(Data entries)

__________

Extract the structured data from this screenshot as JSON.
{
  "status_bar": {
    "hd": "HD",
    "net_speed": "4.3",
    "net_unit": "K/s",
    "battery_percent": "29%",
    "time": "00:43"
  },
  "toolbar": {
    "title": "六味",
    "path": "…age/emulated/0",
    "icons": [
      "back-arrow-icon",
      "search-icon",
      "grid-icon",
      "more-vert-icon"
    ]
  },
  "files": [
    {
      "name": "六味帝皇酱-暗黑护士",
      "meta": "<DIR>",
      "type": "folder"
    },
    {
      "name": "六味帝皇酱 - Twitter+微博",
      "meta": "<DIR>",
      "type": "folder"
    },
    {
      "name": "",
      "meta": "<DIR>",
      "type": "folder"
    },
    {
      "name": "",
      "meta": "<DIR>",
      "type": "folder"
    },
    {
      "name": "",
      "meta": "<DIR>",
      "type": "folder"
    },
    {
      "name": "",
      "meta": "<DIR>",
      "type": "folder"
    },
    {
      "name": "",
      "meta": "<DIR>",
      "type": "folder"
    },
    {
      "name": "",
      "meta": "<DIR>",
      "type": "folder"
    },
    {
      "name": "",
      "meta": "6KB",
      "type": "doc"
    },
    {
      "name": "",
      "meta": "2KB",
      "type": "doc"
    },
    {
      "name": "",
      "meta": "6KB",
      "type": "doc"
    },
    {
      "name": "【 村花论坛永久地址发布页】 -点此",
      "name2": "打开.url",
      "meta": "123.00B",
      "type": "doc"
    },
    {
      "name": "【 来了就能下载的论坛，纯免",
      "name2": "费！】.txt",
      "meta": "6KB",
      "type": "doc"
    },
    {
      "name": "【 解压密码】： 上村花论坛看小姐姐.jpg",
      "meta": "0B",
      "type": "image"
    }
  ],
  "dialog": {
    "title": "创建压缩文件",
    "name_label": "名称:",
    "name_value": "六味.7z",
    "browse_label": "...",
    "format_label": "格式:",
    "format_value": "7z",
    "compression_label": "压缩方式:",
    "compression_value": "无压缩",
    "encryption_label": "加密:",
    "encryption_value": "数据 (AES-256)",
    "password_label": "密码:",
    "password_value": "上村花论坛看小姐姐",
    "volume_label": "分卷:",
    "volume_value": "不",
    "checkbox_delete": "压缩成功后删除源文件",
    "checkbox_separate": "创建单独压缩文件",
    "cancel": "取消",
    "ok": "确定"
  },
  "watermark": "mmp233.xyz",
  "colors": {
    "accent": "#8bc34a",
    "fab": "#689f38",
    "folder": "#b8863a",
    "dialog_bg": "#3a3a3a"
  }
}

__________

REQUEST: Each record must be repeated exactly as it is.

IN RESPONSE:
Extract the structured data from this screenshot as JSON.
{
  "status_bar": {
    "hd": "HD",
    "net_speed": "4.3",
    "net_unit": "K/s",
    "battery_percent": "29%",
    "time": "00:43"
  },
  "toolbar": {
    "title": "六味",
    "path": "…age/emulated/0",
    "icons": [
      "back-arrow-icon",
      "search-icon",
      "grid-icon",
      "more-vert-icon"
    ]
  },
  "files": [
    {
      "name": "六味帝皇酱-暗黑护士",
      "meta": "<DIR>",
      "type": "folder"
    },
    {
      "name": "六味帝皇酱 - Twitter+微博",
      "meta": "<DIR>",
      "type": "folder"
    },
    {
      "name": "",
      "meta": "<DIR>",
      "type": "folder"
    },
    {
      "name": "",
      "meta": "<DIR>",
      "type": "folder"
    },
    {
      "name": "",
      "meta": "<DIR>",
      "type": "folder"
    },
    {
      "name": "",
      "meta": "<DIR>",
      "type": "folder"
    },
    {
      "name": "",
      "meta": "<DIR>",
      "type": "folder"
    },
    {
      "name": "",
      "meta": "<DIR>",
      "type": "folder"
    },
    {
      "name": "",
      "meta": "6KB",
      "type": "doc"
    },
    {
      "name": "",
      "meta": "2KB",
      "type": "doc"
    },
    {
      "name": "",
      "meta": "6KB",
      "type": "doc"
    },
    {
      "name": "【 村花论坛永久地址发布页】 -点此",
      "name2": "打开.url",
      "meta": "123.00B",
      "type": "doc"
    },
    {
      "name": "【 来了就能下载的论坛，纯免",
      "name2": "费！】.txt",
      "meta": "6KB",
      "type": "doc"
    },
    {
      "name": "【 解压密码】： 上村花论坛看小姐姐.jpg",
      "meta": "0B",
      "type": "image"
    }
  ],
  "dialog": {
    "title": "创建压缩文件",
    "name_label": "名称:",
    "name_value": "六味.7z",
    "browse_label": "...",
    "format_label": "格式:",
    "format_value": "7z",
    "compression_label": "压缩方式:",
    "compression_value": "无压缩",
    "encryption_label": "加密:",
    "encryption_value": "数据 (AES-256)",
    "password_label": "密码:",
    "password_value": "上村花论坛看小姐姐",
    "volume_label": "分卷:",
    "volume_value": "不",
    "checkbox_delete": "压缩成功后删除源文件",
    "checkbox_separate": "创建单独压缩文件",
    "cancel": "取消",
    "ok": "确定"
  },
  "watermark": "mmp233.xyz",
  "colors": {
    "accent": "#8bc34a",
    "fab": "#689f38",
    "folder": "#b8863a",
    "dialog_bg": "#3a3a3a"
  }
}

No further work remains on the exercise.